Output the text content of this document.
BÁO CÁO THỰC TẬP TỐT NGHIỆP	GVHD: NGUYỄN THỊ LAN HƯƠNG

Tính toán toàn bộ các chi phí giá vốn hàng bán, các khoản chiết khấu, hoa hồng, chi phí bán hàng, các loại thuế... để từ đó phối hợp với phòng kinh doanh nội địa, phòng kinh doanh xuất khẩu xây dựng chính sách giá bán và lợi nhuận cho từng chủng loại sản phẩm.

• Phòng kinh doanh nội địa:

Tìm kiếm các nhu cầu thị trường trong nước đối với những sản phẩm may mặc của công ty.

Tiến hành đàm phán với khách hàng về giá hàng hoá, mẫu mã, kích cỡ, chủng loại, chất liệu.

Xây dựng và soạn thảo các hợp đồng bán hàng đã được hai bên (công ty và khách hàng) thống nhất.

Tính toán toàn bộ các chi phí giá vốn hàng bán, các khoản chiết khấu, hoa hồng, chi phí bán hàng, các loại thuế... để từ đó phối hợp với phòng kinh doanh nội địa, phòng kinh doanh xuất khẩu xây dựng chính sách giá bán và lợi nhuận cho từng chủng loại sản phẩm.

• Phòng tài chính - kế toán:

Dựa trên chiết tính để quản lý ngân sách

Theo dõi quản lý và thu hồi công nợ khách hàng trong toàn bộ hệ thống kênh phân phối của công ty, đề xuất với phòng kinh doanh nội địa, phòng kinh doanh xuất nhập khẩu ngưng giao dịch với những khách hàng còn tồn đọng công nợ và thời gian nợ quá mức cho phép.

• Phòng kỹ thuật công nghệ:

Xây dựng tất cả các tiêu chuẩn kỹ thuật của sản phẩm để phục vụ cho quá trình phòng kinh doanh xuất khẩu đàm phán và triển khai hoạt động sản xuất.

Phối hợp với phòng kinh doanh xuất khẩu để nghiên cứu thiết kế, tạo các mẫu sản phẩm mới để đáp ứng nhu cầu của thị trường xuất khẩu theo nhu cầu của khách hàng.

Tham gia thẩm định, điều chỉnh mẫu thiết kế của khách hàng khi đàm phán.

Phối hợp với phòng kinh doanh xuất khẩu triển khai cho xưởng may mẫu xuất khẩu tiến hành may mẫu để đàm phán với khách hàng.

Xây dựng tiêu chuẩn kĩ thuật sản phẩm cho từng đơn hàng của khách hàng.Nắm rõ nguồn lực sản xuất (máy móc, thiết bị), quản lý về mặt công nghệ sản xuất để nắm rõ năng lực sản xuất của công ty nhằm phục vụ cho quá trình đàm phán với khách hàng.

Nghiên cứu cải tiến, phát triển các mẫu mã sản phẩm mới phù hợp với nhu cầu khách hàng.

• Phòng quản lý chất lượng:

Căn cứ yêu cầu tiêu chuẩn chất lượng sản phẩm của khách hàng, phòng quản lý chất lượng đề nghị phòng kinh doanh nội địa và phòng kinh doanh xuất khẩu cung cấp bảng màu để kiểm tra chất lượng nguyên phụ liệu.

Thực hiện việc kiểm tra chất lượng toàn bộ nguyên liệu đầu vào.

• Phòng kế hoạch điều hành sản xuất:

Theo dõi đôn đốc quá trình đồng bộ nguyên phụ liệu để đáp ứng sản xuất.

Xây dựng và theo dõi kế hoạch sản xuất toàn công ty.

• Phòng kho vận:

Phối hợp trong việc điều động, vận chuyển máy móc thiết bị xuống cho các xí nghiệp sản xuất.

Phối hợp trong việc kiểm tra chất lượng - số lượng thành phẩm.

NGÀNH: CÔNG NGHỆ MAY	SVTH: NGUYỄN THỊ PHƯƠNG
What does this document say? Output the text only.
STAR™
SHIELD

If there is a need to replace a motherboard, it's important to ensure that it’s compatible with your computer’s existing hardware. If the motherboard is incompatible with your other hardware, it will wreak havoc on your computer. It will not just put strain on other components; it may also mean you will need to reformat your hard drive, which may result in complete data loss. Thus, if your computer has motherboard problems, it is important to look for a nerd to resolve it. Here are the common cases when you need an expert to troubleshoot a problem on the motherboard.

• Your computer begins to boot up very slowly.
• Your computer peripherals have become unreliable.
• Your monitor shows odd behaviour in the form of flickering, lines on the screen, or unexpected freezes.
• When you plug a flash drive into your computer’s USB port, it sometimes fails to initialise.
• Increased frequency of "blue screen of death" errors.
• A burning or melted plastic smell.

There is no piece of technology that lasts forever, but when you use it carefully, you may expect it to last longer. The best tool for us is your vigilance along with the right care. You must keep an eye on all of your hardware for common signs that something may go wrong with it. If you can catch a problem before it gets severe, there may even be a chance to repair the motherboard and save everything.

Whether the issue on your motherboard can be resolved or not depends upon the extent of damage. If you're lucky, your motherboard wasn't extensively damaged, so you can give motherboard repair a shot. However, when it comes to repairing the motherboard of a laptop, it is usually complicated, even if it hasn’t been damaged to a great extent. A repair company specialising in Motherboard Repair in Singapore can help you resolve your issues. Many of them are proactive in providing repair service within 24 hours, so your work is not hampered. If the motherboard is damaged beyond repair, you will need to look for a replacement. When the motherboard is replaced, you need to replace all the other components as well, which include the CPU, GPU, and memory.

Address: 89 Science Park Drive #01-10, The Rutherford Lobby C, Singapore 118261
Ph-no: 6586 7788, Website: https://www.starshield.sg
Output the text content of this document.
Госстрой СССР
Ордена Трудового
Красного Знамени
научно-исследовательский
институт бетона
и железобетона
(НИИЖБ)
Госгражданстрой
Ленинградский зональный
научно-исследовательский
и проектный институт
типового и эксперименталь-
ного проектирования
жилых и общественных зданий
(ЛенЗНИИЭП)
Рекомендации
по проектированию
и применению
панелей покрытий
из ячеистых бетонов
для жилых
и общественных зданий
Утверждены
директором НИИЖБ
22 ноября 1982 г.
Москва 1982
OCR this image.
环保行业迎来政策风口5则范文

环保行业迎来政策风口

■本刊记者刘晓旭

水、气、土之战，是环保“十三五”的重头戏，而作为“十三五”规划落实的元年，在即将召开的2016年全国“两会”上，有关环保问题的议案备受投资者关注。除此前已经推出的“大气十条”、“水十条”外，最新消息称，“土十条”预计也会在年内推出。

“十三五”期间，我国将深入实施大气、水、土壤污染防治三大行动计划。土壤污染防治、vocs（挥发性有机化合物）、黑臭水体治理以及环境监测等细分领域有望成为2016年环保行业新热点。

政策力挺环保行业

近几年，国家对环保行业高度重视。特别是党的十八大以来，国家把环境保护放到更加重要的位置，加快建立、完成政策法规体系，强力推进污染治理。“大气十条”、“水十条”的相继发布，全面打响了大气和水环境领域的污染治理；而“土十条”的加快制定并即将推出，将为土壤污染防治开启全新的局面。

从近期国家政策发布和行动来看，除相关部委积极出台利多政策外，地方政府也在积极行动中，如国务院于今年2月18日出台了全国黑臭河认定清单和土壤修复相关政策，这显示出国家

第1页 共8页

▬▬▬▬▬▬▬▬▬▬

*Required work*:
Check each line of the data above for the string "điều", then report how many lines have it, with no other words.

*Correct response*:
3